__OBJETIVO DEL EJERCICIO__
Contesta estas preguntas con lo que dice el texto sobre las crisis gnóstica y arriana:
1. ¿En qué año se opuso Ireneo de Lyon a la tendencia gnóstica y en qué obra lo hizo?
2. Según los seguidores de Arrio, ¿qué era el Hijo de Dios?
3. ¿Qué palabra usó el Concilio de Nicea para resolver el problema y qué significa?
##### EXTRACTO DE FUENTE
La crisis gnóstica (siglo II)

¿Quiénes eran los gnósticos? Los cristianos tentados por el elitismo y el intelectualismo, formando sectas aisladas de la gran Iglesia. Como la palabra herejía implica, hicieron "elecciones" en la fe cristiana a costa de la unidad y la caridad. Se apegaron a doctrinas complejas, a ritos especiales supuestamente más auténticos, a tradiciones arcaicas que transmitieron en textos apócrifos.

Ya en el año 180, Ireneo de Lyon se opuso firmemente a esta tendencia en su Contra las herejías. El subtítulo del libro, Exposición y refutación de la pseudognosis, muestra, sin embargo, que no se trata de una condena arbitraria y brutal. El autor comienza detallando los sistemas de pensamiento que refuta. Tras estudiarlos detenidamente, entra en su lógica para revelar sus incoherencias. En otras palabras, su objetivo es el debate ilustrado. Donde el gnosticismo mantenía la confusión y el secreto, Ireneo aporta luz. Donde cada secta se aferraba a un trozo de verdad, él introduce la fuerza de un pensamiento sintético. No opone opinión a opinión: se eleva del fragmento al todo, de la división a la unidad. Es una valiosa lección para quienes a veces tenemos una idea "fragmentada" del debate, poniendo todas las opiniones al mismo nivel. En realidad, sin un conocimiento serio y una visión global, las polémicas son estériles.

 

La crisis arriana (siglo IV)

¿Quiénes eran los seguidores de Arrio? Los cristianos que afirmaban que el Hijo de Dios no era Dios ni igual a Dios, sino una criatura inferior a Dios. El Hijo, decían, no es eterno, pues al haber nacido de Dios, no existía antes de nacer. Este monoteísmo estrecho rechazaba los misterios centrales del cristianismo, la Encarnación y la Trinidad.

Atanasio de Alejandría, Hilario de Poitiers y otros Padres de la Iglesia tuvieron que enfrentarse a las tesis arrianas para refutarlas. La tarea era difícil porque se trataba de un error multifacético, que tomaba giros sutiles y se extendía por todas partes. El debate envenenaba las mentes, pues en estas discusiones el intelecto podía perder el sentido de la fe y el misterio.

Ya en el año 325, el Concilio de Nicea resolvió el problema con una palabra: el Hijo es homoousios, es decir, de la misma naturaleza que el Padre. Aunque es distinto de él, es un solo Dios con él. Este es el rayo de luz, el diamante doctrinal que brilla en el centro del Credo. Otra valiosa lección para nosotros es que si no queremos que un debate se convierta en una disputa interminable, debemos saber introducir la palabra que calma y concluye. También debemos saber inclinarnos ante lo que nos sobrepasa.

 

Los Grandes Concilios (siglos V-VIII)
##########
##### DATOS MOSTRADOS
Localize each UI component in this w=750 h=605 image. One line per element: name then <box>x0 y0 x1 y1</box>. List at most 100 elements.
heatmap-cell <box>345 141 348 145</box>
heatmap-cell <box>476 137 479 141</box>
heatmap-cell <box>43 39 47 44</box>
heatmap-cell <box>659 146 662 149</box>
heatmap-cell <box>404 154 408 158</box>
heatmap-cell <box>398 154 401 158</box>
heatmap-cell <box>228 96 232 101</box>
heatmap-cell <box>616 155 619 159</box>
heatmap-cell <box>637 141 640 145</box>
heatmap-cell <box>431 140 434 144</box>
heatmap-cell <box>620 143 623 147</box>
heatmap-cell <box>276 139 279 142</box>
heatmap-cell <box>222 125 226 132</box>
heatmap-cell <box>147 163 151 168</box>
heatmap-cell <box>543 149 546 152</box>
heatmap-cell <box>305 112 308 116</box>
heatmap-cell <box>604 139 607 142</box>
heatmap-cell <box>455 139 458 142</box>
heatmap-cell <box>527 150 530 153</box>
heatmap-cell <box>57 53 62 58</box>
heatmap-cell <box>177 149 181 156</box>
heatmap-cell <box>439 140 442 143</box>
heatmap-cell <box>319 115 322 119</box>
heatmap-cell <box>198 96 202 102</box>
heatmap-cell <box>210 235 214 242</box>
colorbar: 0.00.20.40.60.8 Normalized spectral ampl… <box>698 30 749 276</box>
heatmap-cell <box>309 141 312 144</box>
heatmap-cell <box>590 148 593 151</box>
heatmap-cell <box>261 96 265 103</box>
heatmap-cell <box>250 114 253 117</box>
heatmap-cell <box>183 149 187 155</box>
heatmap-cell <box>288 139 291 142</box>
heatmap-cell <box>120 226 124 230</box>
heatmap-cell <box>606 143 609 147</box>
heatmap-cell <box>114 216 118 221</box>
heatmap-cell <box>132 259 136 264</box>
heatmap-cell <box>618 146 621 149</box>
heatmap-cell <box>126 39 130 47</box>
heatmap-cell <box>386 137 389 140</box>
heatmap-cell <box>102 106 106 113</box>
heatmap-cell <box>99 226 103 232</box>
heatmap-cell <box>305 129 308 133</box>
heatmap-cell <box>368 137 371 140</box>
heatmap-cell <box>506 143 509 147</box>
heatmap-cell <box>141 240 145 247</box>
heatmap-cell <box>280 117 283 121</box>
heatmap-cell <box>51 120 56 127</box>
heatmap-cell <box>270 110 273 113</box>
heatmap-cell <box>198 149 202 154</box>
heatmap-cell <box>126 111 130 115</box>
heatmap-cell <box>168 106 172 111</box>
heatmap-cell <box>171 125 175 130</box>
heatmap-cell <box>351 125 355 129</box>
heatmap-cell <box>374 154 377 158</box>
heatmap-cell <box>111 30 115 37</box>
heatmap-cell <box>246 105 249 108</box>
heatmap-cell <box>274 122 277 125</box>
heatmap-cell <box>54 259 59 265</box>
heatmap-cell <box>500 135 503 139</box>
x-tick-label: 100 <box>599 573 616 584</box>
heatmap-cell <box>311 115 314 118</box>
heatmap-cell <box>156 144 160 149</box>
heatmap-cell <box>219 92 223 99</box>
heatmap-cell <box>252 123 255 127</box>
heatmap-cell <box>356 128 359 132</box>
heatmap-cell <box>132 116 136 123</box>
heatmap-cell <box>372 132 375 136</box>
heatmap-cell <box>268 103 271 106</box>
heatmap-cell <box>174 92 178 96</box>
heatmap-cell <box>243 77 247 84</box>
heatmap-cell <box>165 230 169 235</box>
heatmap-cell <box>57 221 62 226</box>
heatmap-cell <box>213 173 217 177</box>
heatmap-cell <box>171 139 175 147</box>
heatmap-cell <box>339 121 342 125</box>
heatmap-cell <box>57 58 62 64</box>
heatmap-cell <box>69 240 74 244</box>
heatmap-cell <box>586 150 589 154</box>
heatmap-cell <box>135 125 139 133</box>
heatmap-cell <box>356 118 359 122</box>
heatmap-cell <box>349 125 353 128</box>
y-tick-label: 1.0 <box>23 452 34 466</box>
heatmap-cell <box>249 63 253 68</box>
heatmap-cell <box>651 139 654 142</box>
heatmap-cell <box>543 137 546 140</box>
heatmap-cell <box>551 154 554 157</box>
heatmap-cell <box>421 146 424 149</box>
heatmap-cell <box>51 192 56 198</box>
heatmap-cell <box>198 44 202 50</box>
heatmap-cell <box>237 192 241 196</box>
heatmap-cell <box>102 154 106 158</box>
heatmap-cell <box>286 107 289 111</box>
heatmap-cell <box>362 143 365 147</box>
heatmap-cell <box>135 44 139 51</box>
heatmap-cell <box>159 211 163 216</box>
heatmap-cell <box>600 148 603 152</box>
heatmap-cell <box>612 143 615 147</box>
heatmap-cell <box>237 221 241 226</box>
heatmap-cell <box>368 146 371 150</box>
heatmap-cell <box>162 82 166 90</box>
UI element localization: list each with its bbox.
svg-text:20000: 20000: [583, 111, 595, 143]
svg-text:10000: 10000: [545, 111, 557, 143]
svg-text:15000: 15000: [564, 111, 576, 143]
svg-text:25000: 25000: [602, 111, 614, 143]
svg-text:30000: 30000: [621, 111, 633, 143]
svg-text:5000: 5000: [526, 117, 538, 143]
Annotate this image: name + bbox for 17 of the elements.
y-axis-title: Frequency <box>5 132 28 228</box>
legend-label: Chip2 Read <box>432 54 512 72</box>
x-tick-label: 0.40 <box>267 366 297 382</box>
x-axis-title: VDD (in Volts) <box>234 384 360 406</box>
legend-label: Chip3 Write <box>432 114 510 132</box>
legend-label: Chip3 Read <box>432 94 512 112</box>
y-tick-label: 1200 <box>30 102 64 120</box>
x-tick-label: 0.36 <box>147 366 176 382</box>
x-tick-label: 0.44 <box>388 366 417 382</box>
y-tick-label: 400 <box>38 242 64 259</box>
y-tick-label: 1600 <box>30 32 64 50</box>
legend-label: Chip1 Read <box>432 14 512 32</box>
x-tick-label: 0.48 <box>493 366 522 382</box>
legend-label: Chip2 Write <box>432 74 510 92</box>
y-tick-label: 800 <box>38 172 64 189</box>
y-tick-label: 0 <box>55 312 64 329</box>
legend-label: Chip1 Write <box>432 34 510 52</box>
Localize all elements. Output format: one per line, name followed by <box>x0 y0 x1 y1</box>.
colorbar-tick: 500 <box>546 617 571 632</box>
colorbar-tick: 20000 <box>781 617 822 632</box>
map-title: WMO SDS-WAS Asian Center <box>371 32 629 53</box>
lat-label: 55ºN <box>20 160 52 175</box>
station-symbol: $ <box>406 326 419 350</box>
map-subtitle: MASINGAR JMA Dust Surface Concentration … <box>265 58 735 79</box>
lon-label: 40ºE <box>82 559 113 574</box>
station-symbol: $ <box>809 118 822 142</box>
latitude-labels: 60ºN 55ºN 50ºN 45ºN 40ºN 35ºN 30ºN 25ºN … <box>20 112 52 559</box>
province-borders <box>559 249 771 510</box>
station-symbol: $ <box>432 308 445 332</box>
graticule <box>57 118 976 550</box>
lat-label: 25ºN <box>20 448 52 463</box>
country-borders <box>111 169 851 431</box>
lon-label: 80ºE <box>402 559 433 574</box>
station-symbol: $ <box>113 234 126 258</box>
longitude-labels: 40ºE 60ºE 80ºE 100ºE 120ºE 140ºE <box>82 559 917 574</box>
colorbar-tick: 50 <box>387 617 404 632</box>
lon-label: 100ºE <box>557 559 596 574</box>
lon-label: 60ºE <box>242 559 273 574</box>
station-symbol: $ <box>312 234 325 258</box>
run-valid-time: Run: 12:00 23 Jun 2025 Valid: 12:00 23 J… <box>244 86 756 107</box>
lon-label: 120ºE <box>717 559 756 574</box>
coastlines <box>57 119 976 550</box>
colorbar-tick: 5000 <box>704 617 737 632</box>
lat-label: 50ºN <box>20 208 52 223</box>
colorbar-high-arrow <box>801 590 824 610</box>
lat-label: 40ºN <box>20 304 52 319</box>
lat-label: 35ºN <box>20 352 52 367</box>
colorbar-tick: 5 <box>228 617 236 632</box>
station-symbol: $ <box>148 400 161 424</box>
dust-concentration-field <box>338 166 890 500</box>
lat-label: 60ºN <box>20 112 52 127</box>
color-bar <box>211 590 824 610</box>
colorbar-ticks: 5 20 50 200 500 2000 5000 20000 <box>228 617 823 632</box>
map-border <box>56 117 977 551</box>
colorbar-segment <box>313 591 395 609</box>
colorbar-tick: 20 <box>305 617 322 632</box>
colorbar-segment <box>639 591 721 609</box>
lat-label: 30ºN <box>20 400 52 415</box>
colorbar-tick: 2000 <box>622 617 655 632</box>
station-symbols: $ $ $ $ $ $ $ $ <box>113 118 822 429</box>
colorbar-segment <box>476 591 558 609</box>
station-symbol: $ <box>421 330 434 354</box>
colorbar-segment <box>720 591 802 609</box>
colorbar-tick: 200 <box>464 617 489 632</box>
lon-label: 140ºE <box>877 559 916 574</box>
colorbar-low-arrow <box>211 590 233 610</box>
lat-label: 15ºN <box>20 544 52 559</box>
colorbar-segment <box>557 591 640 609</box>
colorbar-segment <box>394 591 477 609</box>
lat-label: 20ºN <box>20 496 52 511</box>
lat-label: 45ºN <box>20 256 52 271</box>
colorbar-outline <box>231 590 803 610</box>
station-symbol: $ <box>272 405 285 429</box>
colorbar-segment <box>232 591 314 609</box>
##########
__RESPUESTA DEL EJERCICIO__
1. En el año 180, en su obra Contra las herejías.
2. No era Dios ni igual a Dios, sino una criatura inferior a Dios.
3. La palabra homoousios, que significa que el Hijo es de la misma naturaleza que el Padre.